▶ Given request
The required output is a single number: how many lines of the material contain the string "this".

== Records shown ==

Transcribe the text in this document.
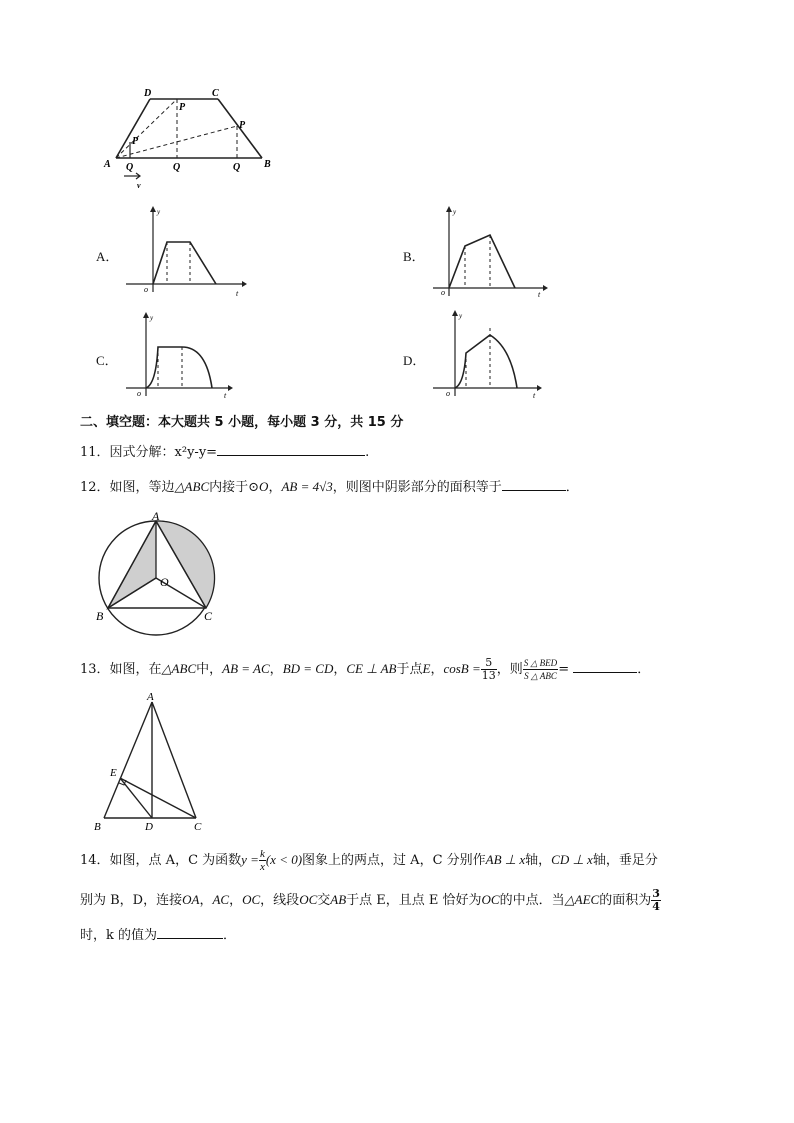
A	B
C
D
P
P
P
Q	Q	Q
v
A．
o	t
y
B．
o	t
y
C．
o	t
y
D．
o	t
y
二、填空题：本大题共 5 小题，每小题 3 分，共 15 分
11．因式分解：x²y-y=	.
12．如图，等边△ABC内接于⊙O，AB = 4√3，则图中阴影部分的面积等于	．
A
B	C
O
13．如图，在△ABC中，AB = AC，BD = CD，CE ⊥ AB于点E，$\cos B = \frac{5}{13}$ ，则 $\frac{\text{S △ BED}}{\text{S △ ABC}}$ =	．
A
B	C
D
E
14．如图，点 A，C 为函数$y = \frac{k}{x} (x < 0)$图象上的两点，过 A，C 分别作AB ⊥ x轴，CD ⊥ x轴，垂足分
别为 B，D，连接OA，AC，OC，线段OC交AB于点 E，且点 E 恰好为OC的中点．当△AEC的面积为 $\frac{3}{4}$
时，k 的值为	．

===
== Records shown ==

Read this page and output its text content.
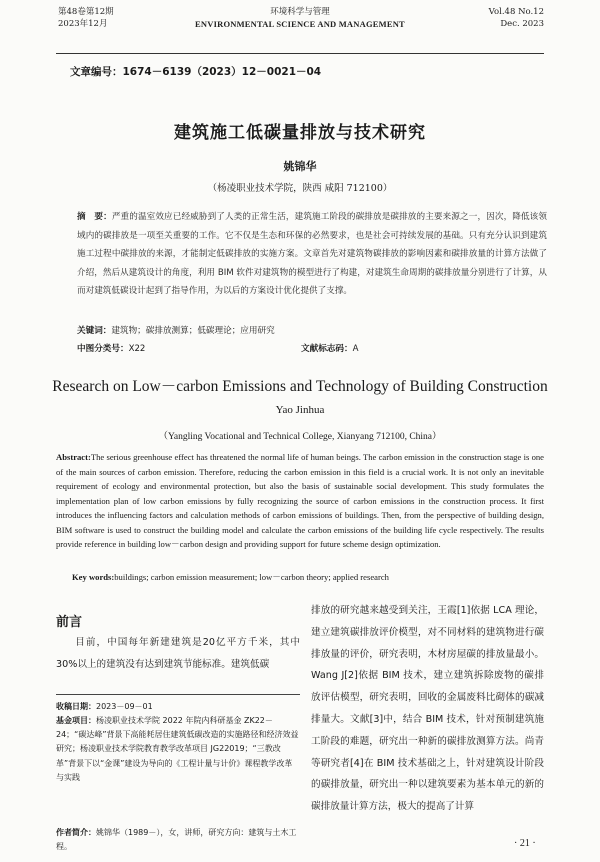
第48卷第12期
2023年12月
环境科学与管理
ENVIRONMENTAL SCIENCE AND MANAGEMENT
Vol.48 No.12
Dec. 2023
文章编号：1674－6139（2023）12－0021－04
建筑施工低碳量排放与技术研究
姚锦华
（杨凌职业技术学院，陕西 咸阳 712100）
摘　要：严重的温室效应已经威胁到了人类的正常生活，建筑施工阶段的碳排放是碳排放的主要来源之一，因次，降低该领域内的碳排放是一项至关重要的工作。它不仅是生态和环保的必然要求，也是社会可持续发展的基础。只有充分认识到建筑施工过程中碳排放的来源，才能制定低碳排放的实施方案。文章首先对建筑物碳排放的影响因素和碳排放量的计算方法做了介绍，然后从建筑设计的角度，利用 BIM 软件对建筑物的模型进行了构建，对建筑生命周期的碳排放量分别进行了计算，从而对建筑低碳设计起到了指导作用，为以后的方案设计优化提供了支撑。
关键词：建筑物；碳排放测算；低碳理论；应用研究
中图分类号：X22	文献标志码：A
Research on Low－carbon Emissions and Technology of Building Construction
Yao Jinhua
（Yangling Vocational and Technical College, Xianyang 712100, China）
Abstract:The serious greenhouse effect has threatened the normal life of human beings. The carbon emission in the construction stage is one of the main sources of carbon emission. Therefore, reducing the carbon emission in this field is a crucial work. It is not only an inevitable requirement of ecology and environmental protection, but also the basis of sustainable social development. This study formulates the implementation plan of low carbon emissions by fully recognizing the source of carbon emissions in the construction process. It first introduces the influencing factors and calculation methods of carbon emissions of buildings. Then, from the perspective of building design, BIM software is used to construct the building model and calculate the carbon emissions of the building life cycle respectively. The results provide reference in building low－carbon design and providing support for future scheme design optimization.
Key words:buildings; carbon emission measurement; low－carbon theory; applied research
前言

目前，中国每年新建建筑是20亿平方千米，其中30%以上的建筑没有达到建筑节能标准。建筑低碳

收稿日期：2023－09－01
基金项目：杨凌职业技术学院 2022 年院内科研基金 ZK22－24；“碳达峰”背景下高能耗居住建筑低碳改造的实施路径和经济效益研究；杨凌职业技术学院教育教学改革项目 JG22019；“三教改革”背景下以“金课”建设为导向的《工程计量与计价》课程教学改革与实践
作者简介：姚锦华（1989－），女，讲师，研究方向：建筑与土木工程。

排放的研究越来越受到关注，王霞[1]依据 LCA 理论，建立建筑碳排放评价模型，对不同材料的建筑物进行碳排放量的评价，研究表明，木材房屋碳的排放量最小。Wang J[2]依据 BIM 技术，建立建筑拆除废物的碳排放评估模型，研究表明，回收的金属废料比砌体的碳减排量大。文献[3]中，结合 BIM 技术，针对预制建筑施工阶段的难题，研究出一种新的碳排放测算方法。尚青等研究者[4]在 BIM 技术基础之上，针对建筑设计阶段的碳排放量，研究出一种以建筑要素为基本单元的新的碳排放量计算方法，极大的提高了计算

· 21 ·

===

▶ Correct output
3